Layout coordinate data

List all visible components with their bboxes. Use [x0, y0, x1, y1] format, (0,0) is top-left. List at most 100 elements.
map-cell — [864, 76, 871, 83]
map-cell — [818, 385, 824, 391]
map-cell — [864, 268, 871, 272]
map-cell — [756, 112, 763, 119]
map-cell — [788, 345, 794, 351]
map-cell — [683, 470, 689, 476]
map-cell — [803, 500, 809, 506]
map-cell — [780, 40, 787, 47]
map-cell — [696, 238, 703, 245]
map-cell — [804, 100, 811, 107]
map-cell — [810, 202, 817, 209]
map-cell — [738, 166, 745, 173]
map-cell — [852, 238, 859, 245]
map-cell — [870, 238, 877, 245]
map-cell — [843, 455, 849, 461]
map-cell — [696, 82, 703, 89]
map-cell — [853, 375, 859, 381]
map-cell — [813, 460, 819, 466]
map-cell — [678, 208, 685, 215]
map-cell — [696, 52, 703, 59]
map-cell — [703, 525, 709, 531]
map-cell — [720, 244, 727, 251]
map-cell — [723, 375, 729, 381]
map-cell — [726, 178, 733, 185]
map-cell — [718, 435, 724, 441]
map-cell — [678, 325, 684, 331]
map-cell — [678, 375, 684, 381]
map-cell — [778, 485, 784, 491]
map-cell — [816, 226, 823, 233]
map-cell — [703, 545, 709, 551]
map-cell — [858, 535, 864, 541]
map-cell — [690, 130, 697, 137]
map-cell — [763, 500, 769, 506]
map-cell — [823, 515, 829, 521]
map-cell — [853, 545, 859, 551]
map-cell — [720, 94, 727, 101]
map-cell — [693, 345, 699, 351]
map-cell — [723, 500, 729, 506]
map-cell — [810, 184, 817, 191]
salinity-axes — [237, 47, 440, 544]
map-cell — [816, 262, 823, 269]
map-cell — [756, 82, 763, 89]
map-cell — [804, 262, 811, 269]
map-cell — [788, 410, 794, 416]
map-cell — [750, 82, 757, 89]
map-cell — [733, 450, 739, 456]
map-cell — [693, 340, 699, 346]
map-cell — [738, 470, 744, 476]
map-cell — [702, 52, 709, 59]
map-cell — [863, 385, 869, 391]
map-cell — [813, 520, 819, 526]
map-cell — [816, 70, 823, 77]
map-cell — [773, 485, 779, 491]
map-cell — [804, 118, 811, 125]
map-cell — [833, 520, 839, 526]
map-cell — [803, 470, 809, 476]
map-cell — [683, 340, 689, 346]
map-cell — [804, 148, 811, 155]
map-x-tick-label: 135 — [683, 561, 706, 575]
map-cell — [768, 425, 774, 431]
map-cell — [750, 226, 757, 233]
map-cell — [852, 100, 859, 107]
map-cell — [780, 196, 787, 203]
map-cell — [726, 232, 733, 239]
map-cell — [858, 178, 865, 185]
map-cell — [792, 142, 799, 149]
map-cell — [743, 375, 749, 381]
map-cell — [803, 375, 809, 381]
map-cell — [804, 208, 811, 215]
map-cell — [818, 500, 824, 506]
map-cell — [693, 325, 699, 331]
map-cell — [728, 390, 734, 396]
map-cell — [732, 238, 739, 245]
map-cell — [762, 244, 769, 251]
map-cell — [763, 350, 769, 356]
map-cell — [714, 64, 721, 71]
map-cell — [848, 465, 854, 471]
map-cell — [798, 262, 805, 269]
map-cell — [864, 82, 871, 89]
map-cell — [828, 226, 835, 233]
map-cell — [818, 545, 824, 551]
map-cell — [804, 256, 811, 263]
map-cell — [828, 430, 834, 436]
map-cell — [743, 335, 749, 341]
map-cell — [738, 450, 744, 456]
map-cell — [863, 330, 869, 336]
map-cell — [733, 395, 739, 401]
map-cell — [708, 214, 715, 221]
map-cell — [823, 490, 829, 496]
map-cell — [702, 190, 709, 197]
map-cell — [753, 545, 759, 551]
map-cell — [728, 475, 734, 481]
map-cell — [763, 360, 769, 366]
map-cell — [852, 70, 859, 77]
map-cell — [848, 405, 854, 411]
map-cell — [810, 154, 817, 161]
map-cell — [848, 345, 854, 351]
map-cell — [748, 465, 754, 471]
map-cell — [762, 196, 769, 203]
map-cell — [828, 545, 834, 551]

→ Required work:
Copy every one of the records above word for word, without changing anything.

→ Answer to the problem:
List all visible components with their bboxes. Use [x0, y0, x1, y1] format, (0,0) is top-left. List at most 100 elements.
map-cell — [864, 76, 871, 83]
map-cell — [818, 385, 824, 391]
map-cell — [864, 268, 871, 272]
map-cell — [756, 112, 763, 119]
map-cell — [788, 345, 794, 351]
map-cell — [683, 470, 689, 476]
map-cell — [803, 500, 809, 506]
map-cell — [780, 40, 787, 47]
map-cell — [696, 238, 703, 245]
map-cell — [804, 100, 811, 107]
map-cell — [810, 202, 817, 209]
map-cell — [738, 166, 745, 173]
map-cell — [852, 238, 859, 245]
map-cell — [870, 238, 877, 245]
map-cell — [843, 455, 849, 461]
map-cell — [696, 82, 703, 89]
map-cell — [853, 375, 859, 381]
map-cell — [813, 460, 819, 466]
map-cell — [678, 208, 685, 215]
map-cell — [696, 52, 703, 59]
map-cell — [703, 525, 709, 531]
map-cell — [720, 244, 727, 251]
map-cell — [723, 375, 729, 381]
map-cell — [726, 178, 733, 185]
map-cell — [718, 435, 724, 441]
map-cell — [678, 325, 684, 331]
map-cell — [678, 375, 684, 381]
map-cell — [778, 485, 784, 491]
map-cell — [816, 226, 823, 233]
map-cell — [703, 545, 709, 551]
map-cell — [858, 535, 864, 541]
map-cell — [690, 130, 697, 137]
map-cell — [763, 500, 769, 506]
map-cell — [823, 515, 829, 521]
map-cell — [853, 545, 859, 551]
map-cell — [720, 94, 727, 101]
map-cell — [693, 345, 699, 351]
map-cell — [723, 500, 729, 506]
map-cell — [810, 184, 817, 191]
salinity-axes — [237, 47, 440, 544]
map-cell — [816, 262, 823, 269]
map-cell — [756, 82, 763, 89]
map-cell — [804, 262, 811, 269]
map-cell — [788, 410, 794, 416]
map-cell — [750, 82, 757, 89]
map-cell — [733, 450, 739, 456]
map-cell — [693, 340, 699, 346]
map-cell — [738, 470, 744, 476]
map-cell — [702, 52, 709, 59]
map-cell — [863, 385, 869, 391]
map-cell — [813, 520, 819, 526]
map-cell — [816, 70, 823, 77]
map-cell — [773, 485, 779, 491]
map-cell — [804, 118, 811, 125]
map-cell — [833, 520, 839, 526]
map-cell — [803, 470, 809, 476]
map-cell — [683, 340, 689, 346]
map-cell — [804, 148, 811, 155]
map-x-tick-label: 135 — [683, 561, 706, 575]
map-cell — [768, 425, 774, 431]
map-cell — [750, 226, 757, 233]
map-cell — [852, 100, 859, 107]
map-cell — [780, 196, 787, 203]
map-cell — [726, 232, 733, 239]
map-cell — [858, 178, 865, 185]
map-cell — [792, 142, 799, 149]
map-cell — [743, 375, 749, 381]
map-cell — [803, 375, 809, 381]
map-cell — [804, 208, 811, 215]
map-cell — [818, 500, 824, 506]
map-cell — [693, 325, 699, 331]
map-cell — [728, 390, 734, 396]
map-cell — [732, 238, 739, 245]
map-cell — [762, 244, 769, 251]
map-cell — [763, 350, 769, 356]
map-cell — [714, 64, 721, 71]
map-cell — [848, 465, 854, 471]
map-cell — [798, 262, 805, 269]
map-cell — [864, 82, 871, 89]
map-cell — [828, 226, 835, 233]
map-cell — [818, 545, 824, 551]
map-cell — [804, 256, 811, 263]
map-cell — [828, 430, 834, 436]
map-cell — [743, 335, 749, 341]
map-cell — [738, 450, 744, 456]
map-cell — [863, 330, 869, 336]
map-cell — [733, 395, 739, 401]
map-cell — [708, 214, 715, 221]
map-cell — [823, 490, 829, 496]
map-cell — [702, 190, 709, 197]
map-cell — [753, 545, 759, 551]
map-cell — [728, 475, 734, 481]
map-cell — [763, 360, 769, 366]
map-cell — [852, 70, 859, 77]
map-cell — [848, 405, 854, 411]
map-cell — [810, 154, 817, 161]
map-cell — [848, 345, 854, 351]
map-cell — [748, 465, 754, 471]
map-cell — [762, 196, 769, 203]
map-cell — [828, 545, 834, 551]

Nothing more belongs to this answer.